Exercise task — Copy every entry exactly.

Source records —

——————————

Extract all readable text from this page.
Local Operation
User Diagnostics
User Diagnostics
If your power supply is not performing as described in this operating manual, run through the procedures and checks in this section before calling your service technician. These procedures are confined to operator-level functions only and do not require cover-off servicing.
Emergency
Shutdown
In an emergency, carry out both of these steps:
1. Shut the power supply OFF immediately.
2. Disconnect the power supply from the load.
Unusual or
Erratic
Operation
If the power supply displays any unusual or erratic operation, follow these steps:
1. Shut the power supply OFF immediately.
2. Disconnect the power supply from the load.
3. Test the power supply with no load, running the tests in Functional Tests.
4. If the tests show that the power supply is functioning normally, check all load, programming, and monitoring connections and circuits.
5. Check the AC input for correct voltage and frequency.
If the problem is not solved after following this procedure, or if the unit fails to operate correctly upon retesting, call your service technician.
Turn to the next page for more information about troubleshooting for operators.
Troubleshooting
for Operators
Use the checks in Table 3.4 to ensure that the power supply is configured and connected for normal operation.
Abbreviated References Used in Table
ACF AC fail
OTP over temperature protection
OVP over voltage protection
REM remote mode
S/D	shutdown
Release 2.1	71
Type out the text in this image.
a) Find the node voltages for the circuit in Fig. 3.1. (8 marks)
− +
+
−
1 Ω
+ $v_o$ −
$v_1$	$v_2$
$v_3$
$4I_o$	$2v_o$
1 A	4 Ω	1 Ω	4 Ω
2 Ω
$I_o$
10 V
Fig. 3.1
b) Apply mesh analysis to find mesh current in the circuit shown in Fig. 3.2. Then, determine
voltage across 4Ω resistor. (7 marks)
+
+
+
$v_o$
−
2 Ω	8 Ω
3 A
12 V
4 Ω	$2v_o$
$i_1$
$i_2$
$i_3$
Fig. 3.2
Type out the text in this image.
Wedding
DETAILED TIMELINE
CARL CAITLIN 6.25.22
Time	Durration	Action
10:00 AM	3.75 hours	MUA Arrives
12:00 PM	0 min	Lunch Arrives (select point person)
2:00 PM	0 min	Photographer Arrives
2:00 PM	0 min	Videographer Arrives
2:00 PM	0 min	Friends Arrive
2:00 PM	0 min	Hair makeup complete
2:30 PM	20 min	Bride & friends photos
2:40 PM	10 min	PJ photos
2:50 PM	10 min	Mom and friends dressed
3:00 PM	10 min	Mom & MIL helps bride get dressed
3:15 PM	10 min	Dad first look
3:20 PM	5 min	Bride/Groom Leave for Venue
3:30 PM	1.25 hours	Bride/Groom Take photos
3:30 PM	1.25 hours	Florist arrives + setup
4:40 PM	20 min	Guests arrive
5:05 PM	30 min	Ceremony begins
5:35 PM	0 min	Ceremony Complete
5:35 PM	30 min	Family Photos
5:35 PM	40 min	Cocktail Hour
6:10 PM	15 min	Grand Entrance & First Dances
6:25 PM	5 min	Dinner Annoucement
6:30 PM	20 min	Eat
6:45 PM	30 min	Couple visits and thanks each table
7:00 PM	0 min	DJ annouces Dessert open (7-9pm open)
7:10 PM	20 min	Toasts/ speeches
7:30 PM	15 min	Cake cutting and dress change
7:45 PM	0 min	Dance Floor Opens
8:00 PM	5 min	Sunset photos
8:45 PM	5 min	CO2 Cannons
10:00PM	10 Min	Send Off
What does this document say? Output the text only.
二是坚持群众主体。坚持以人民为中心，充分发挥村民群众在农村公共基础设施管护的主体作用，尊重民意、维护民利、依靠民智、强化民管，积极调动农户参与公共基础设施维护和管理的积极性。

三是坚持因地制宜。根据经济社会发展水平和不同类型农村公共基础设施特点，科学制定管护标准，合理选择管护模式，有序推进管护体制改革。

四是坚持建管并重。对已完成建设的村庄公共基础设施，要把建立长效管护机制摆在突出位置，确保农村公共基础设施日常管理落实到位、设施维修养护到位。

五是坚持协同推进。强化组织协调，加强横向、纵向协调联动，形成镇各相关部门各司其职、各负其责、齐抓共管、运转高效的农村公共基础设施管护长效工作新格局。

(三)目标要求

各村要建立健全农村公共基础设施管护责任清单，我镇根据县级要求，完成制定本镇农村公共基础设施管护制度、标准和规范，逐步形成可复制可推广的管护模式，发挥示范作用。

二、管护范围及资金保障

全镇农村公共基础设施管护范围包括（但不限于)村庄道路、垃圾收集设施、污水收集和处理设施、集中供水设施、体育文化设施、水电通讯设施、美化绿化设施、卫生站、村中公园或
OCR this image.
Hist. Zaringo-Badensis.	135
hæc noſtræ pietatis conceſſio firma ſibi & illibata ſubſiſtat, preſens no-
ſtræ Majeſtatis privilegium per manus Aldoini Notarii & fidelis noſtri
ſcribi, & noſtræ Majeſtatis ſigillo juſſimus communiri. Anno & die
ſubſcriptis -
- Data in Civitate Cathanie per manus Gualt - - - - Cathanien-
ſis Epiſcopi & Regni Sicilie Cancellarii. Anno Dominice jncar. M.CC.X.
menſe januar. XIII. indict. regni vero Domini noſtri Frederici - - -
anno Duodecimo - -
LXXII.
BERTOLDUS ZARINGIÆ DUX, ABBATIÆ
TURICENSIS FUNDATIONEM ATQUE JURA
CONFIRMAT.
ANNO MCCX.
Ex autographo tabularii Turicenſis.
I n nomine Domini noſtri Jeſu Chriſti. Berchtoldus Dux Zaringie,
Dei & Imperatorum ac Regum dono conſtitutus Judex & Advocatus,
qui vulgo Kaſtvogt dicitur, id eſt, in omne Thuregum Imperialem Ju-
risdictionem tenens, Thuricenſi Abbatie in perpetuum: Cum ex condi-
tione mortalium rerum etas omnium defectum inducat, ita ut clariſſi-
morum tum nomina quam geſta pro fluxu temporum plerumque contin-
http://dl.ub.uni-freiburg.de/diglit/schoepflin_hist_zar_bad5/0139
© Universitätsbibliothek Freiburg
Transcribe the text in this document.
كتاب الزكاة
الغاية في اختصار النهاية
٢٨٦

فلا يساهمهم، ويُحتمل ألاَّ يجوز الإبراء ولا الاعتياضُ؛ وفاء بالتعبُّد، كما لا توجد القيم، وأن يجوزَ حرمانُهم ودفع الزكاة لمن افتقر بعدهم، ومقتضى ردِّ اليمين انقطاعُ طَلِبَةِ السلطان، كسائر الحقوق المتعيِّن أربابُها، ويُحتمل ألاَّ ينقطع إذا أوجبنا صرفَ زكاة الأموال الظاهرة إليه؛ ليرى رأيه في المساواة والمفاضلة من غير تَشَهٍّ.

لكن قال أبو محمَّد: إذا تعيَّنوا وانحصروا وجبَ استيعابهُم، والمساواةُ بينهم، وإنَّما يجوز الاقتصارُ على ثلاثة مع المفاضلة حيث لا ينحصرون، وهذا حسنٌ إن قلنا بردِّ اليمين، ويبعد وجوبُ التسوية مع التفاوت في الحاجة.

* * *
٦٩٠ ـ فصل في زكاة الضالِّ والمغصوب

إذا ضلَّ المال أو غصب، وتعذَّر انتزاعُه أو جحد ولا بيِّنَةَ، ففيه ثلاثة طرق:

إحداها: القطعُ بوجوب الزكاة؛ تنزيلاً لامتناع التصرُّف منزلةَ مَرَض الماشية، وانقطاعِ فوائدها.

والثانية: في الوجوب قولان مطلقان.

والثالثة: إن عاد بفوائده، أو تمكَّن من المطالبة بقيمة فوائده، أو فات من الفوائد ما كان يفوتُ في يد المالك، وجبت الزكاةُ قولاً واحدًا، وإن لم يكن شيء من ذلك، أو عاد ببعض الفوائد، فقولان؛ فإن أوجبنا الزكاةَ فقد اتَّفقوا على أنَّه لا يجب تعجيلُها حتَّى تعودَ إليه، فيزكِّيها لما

——————————

Output —
Extract all readable text from this page.
Local Operation
User Diagnostics
User Diagnostics
If your power supply is not performing as described in this operating manual, run through the procedures and checks in this section before calling your service technician. These procedures are confined to operator-level functions only and do not require cover-off servicing.
Emergency
Shutdown
In an emergency, carry out both of these steps:
1. Shut the power supply OFF immediately.
2. Disconnect the power supply from the load.
Unusual or
Erratic
Operation
If the power supply displays any unusual or erratic operation, follow these steps:
1. Shut the power supply OFF immediately.
2. Disconnect the power supply from the load.
3. Test the power supply with no load, running the tests in Functional Tests.
4. If the tests show that the power supply is functioning normally, check all load, programming, and monitoring connections and circuits.
5. Check the AC input for correct voltage and frequency.
If the problem is not solved after following this procedure, or if the unit fails to operate correctly upon retesting, call your service technician.
Turn to the next page for more information about troubleshooting for operators.
Troubleshooting
for Operators
Use the checks in Table 3.4 to ensure that the power supply is configured and connected for normal operation.
Abbreviated References Used in Table
ACF AC fail
OTP over temperature protection
OVP over voltage protection
REM remote mode
S/D	shutdown
Release 2.1	71
Type out the text in this image.
a) Find the node voltages for the circuit in Fig. 3.1. (8 marks)
− +
+
−
1 Ω
+ $v_o$ −
$v_1$	$v_2$
$v_3$
$4I_o$	$2v_o$
1 A	4 Ω	1 Ω	4 Ω
2 Ω
$I_o$
10 V
Fig. 3.1
b) Apply mesh analysis to find mesh current in the circuit shown in Fig. 3.2. Then, determine
voltage across 4Ω resistor. (7 marks)
+
+
+
$v_o$
−
2 Ω	8 Ω
3 A
12 V
4 Ω	$2v_o$
$i_1$
$i_2$
$i_3$
Fig. 3.2
Type out the text in this image.
Wedding
DETAILED TIMELINE
CARL CAITLIN 6.25.22
Time	Durration	Action
10:00 AM	3.75 hours	MUA Arrives
12:00 PM	0 min	Lunch Arrives (select point person)
2:00 PM	0 min	Photographer Arrives
2:00 PM	0 min	Videographer Arrives
2:00 PM	0 min	Friends Arrive
2:00 PM	0 min	Hair makeup complete
2:30 PM	20 min	Bride & friends photos
2:40 PM	10 min	PJ photos
2:50 PM	10 min	Mom and friends dressed
3:00 PM	10 min	Mom & MIL helps bride get dressed
3:15 PM	10 min	Dad first look
3:20 PM	5 min	Bride/Groom Leave for Venue
3:30 PM	1.25 hours	Bride/Groom Take photos
3:30 PM	1.25 hours	Florist arrives + setup
4:40 PM	20 min	Guests arrive
5:05 PM	30 min	Ceremony begins
5:35 PM	0 min	Ceremony Complete
5:35 PM	30 min	Family Photos
5:35 PM	40 min	Cocktail Hour
6:10 PM	15 min	Grand Entrance & First Dances
6:25 PM	5 min	Dinner Annoucement
6:30 PM	20 min	Eat
6:45 PM	30 min	Couple visits and thanks each table
7:00 PM	0 min	DJ annouces Dessert open (7-9pm open)
7:10 PM	20 min	Toasts/ speeches
7:30 PM	15 min	Cake cutting and dress change
7:45 PM	0 min	Dance Floor Opens
8:00 PM	5 min	Sunset photos
8:45 PM	5 min	CO2 Cannons
10:00PM	10 Min	Send Off
What does this document say? Output the text only.
二是坚持群众主体。坚持以人民为中心，充分发挥村民群众在农村公共基础设施管护的主体作用，尊重民意、维护民利、依靠民智、强化民管，积极调动农户参与公共基础设施维护和管理的积极性。

三是坚持因地制宜。根据经济社会发展水平和不同类型农村公共基础设施特点，科学制定管护标准，合理选择管护模式，有序推进管护体制改革。

四是坚持建管并重。对已完成建设的村庄公共基础设施，要把建立长效管护机制摆在突出位置，确保农村公共基础设施日常管理落实到位、设施维修养护到位。

五是坚持协同推进。强化组织协调，加强横向、纵向协调联动，形成镇各相关部门各司其职、各负其责、齐抓共管、运转高效的农村公共基础设施管护长效工作新格局。

(三)目标要求

各村要建立健全农村公共基础设施管护责任清单，我镇根据县级要求，完成制定本镇农村公共基础设施管护制度、标准和规范，逐步形成可复制可推广的管护模式，发挥示范作用。

二、管护范围及资金保障

全镇农村公共基础设施管护范围包括（但不限于)村庄道路、垃圾收集设施、污水收集和处理设施、集中供水设施、体育文化设施、水电通讯设施、美化绿化设施、卫生站、村中公园或
OCR this image.
Hist. Zaringo-Badensis.	135
hæc noſtræ pietatis conceſſio firma ſibi & illibata ſubſiſtat, preſens no-
ſtræ Majeſtatis privilegium per manus Aldoini Notarii & fidelis noſtri
ſcribi, & noſtræ Majeſtatis ſigillo juſſimus communiri. Anno & die
ſubſcriptis -
- Data in Civitate Cathanie per manus Gualt - - - - Cathanien-
ſis Epiſcopi & Regni Sicilie Cancellarii. Anno Dominice jncar. M.CC.X.
menſe januar. XIII. indict. regni vero Domini noſtri Frederici - - -
anno Duodecimo - -
LXXII.
BERTOLDUS ZARINGIÆ DUX, ABBATIÆ
TURICENSIS FUNDATIONEM ATQUE JURA
CONFIRMAT.
ANNO MCCX.
Ex autographo tabularii Turicenſis.
I n nomine Domini noſtri Jeſu Chriſti. Berchtoldus Dux Zaringie,
Dei & Imperatorum ac Regum dono conſtitutus Judex & Advocatus,
qui vulgo Kaſtvogt dicitur, id eſt, in omne Thuregum Imperialem Ju-
risdictionem tenens, Thuricenſi Abbatie in perpetuum: Cum ex condi-
tione mortalium rerum etas omnium defectum inducat, ita ut clariſſi-
morum tum nomina quam geſta pro fluxu temporum plerumque contin-
http://dl.ub.uni-freiburg.de/diglit/schoepflin_hist_zar_bad5/0139
© Universitätsbibliothek Freiburg
Transcribe the text in this document.
كتاب الزكاة
الغاية في اختصار النهاية
٢٨٦

فلا يساهمهم، ويُحتمل ألاَّ يجوز الإبراء ولا الاعتياضُ؛ وفاء بالتعبُّد، كما لا توجد القيم، وأن يجوزَ حرمانُهم ودفع الزكاة لمن افتقر بعدهم، ومقتضى ردِّ اليمين انقطاعُ طَلِبَةِ السلطان، كسائر الحقوق المتعيِّن أربابُها، ويُحتمل ألاَّ ينقطع إذا أوجبنا صرفَ زكاة الأموال الظاهرة إليه؛ ليرى رأيه في المساواة والمفاضلة من غير تَشَهٍّ.

لكن قال أبو محمَّد: إذا تعيَّنوا وانحصروا وجبَ استيعابهُم، والمساواةُ بينهم، وإنَّما يجوز الاقتصارُ على ثلاثة مع المفاضلة حيث لا ينحصرون، وهذا حسنٌ إن قلنا بردِّ اليمين، ويبعد وجوبُ التسوية مع التفاوت في الحاجة.

* * *
٦٩٠ ـ فصل في زكاة الضالِّ والمغصوب

إذا ضلَّ المال أو غصب، وتعذَّر انتزاعُه أو جحد ولا بيِّنَةَ، ففيه ثلاثة طرق:

إحداها: القطعُ بوجوب الزكاة؛ تنزيلاً لامتناع التصرُّف منزلةَ مَرَض الماشية، وانقطاعِ فوائدها.

والثانية: في الوجوب قولان مطلقان.

والثالثة: إن عاد بفوائده، أو تمكَّن من المطالبة بقيمة فوائده، أو فات من الفوائد ما كان يفوتُ في يد المالك، وجبت الزكاةُ قولاً واحدًا، وإن لم يكن شيء من ذلك، أو عاد ببعض الفوائد، فقولان؛ فإن أوجبنا الزكاةَ فقد اتَّفقوا على أنَّه لا يجب تعجيلُها حتَّى تعودَ إليه، فيزكِّيها لما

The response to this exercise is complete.